» **What this task involves**:
Give the data below again exactly as it stands. Omit the pictures.

* BEGIN Listing *

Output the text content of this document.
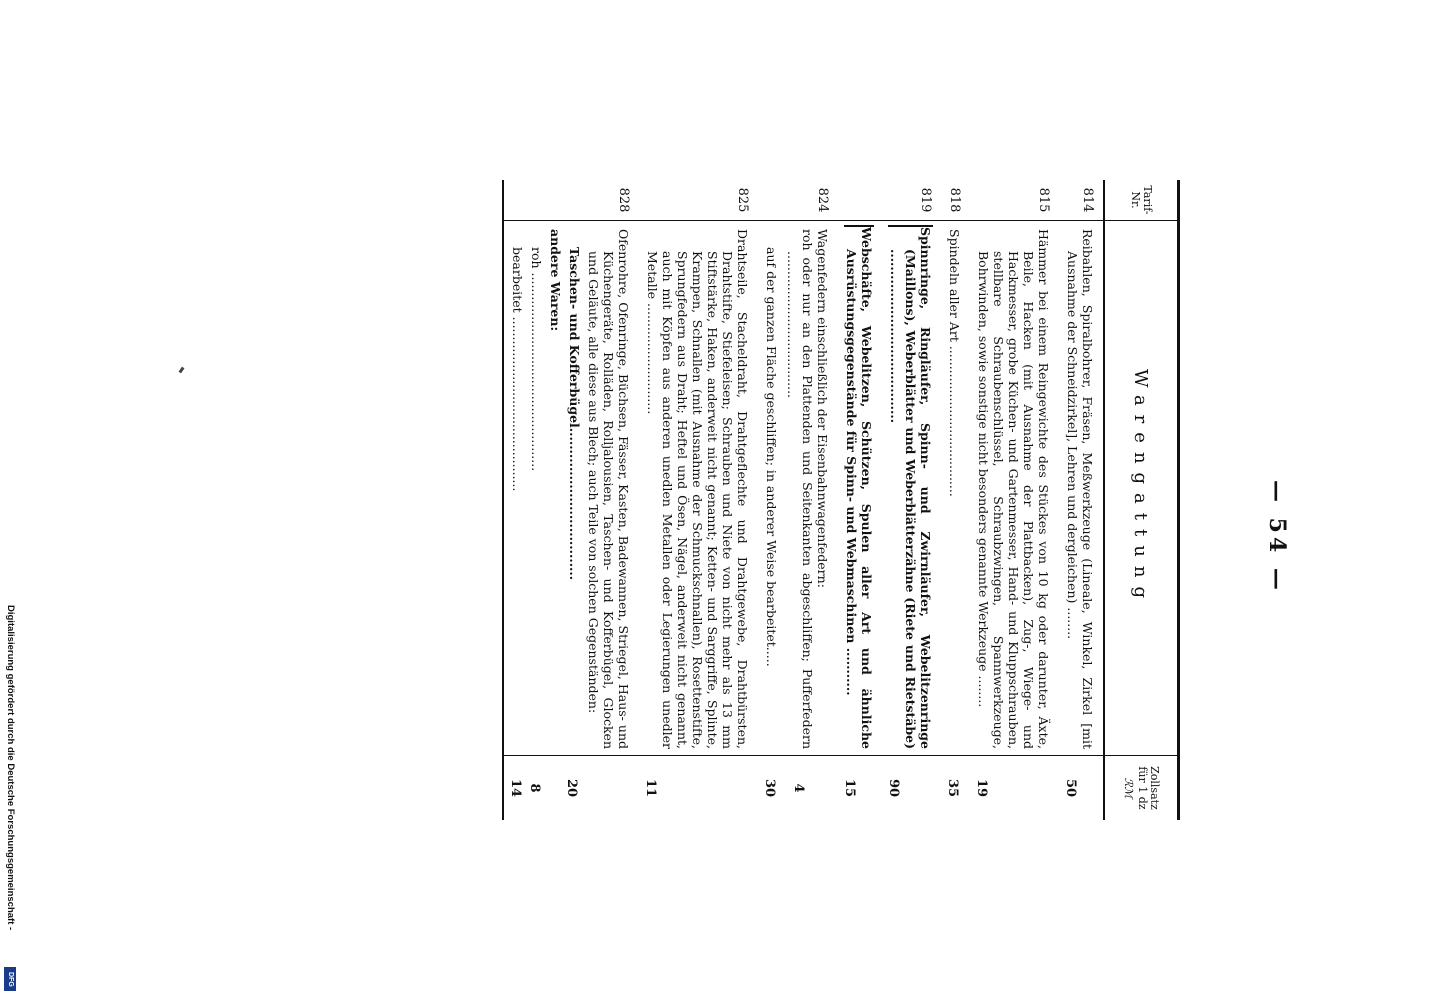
— 54 —
Tarif-
Nr.
Warengattung
Zollsatz
für 1 dz
ℛℳ
814
Reibahlen, Spiralbohrer, Fräsen, Meßwerkzeuge (Lineale, Winkel, Zirkel [mit Ausnahme der Schneidzirkel], Lehren und dergleichen) ........
50
815
Hämmer bei einem Reingewichte des Stückes von 10 kg oder darunter, Äxte, Beile, Hacken (mit Ausnahme der Plattbacken), Zug-, Wiege- und Hackmesser, grobe Küchen- und Gartenmesser, Hand- und Kluppschrauben, stellbare Schraubenschlüssel, Schraubzwingen, Spannwerkzeuge, Bohrwinden, sowie sonstige nicht besonders genannte Werkzeuge ........
19
818
Spindeln aller Art ......................................
35
819
Spinnringe, Ringläufer, Spinn- und Zwirnläufer, Webelitzenringe (Maillons), Weberblätter und Weberblätterzähne (Riete und Rietstäbe) ........................................
90
Webschäfte, Webelitzen, Schützen, Spulen aller Art und ähnliche Ausrüstungsgegenstände für Spinn- und Webmaschinen ...........
15
824
Wagenfedern einschließlich der Eisenbahnwagenfedern:
roh oder nur an den Plattenden und Seitenkanten abgeschliffen; Pufferfedern .....................................
auf der ganzen Fläche geschliffen; in anderer Weise bearbeitet.....
4
30
825
Drahtseile, Stacheldraht, Drahtgeflechte und Drahtgewebe, Drahtbürsten, Drahtstifte, Stiefeleisen; Schrauben und Niete von nicht mehr als 13 mm Stiftstärke, Haken, anderweit nicht genannt; Ketten- und Sarggriffe, Splinte, Krampen, Schnallen (mit Ausnahme der Schmuckschnallen), Rosettenstifte, Sprungfedern aus Draht; Heftel und Ösen, Nägel, anderweit nicht genannt, auch mit Köpfen aus anderen unedlen Metallen oder Legierungen unedler Metalle ............................
11
828
Ofenrohre, Ofenringe, Büchsen, Fässer, Kasten, Badewannen, Striegel, Haus- und Küchengeräte, Rolläden, Rolljalousien, Taschen- und Kofferbügel, Glocken und Geläute, alle diese aus Blech; auch Teile von solchen Gegenständen:
Taschen- und Kofferbügel...................................
andere Waren:
roh ..................................................
bearbeitet ............................................
20
8
14
Digitalisierung gefördert durch die Deutsche Forschungsgemeinschaft -
DFG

* END Listing *

» **Expected output**:
Output the text content of this document.
— 54 —
Tarif-
Nr.
Warengattung
Zollsatz
für 1 dz
ℛℳ
814
Reibahlen, Spiralbohrer, Fräsen, Meßwerkzeuge (Lineale, Winkel, Zirkel [mit Ausnahme der Schneidzirkel], Lehren und dergleichen) ........
50
815
Hämmer bei einem Reingewichte des Stückes von 10 kg oder darunter, Äxte, Beile, Hacken (mit Ausnahme der Plattbacken), Zug-, Wiege- und Hackmesser, grobe Küchen- und Gartenmesser, Hand- und Kluppschrauben, stellbare Schraubenschlüssel, Schraubzwingen, Spannwerkzeuge, Bohrwinden, sowie sonstige nicht besonders genannte Werkzeuge ........
19
818
Spindeln aller Art ......................................
35
819
Spinnringe, Ringläufer, Spinn- und Zwirnläufer, Webelitzenringe (Maillons), Weberblätter und Weberblätterzähne (Riete und Rietstäbe) ........................................
90
Webschäfte, Webelitzen, Schützen, Spulen aller Art und ähnliche Ausrüstungsgegenstände für Spinn- und Webmaschinen ...........
15
824
Wagenfedern einschließlich der Eisenbahnwagenfedern:
roh oder nur an den Plattenden und Seitenkanten abgeschliffen; Pufferfedern .....................................
auf der ganzen Fläche geschliffen; in anderer Weise bearbeitet.....
4
30
825
Drahtseile, Stacheldraht, Drahtgeflechte und Drahtgewebe, Drahtbürsten, Drahtstifte, Stiefeleisen; Schrauben und Niete von nicht mehr als 13 mm Stiftstärke, Haken, anderweit nicht genannt; Ketten- und Sarggriffe, Splinte, Krampen, Schnallen (mit Ausnahme der Schmuckschnallen), Rosettenstifte, Sprungfedern aus Draht; Heftel und Ösen, Nägel, anderweit nicht genannt, auch mit Köpfen aus anderen unedlen Metallen oder Legierungen unedler Metalle ............................
11
828
Ofenrohre, Ofenringe, Büchsen, Fässer, Kasten, Badewannen, Striegel, Haus- und Küchengeräte, Rolläden, Rolljalousien, Taschen- und Kofferbügel, Glocken und Geläute, alle diese aus Blech; auch Teile von solchen Gegenständen:
Taschen- und Kofferbügel...................................
andere Waren:
roh ..................................................
bearbeitet ............................................
20
8
14
Digitalisierung gefördert durch die Deutsche Forschungsgemeinschaft -
DFG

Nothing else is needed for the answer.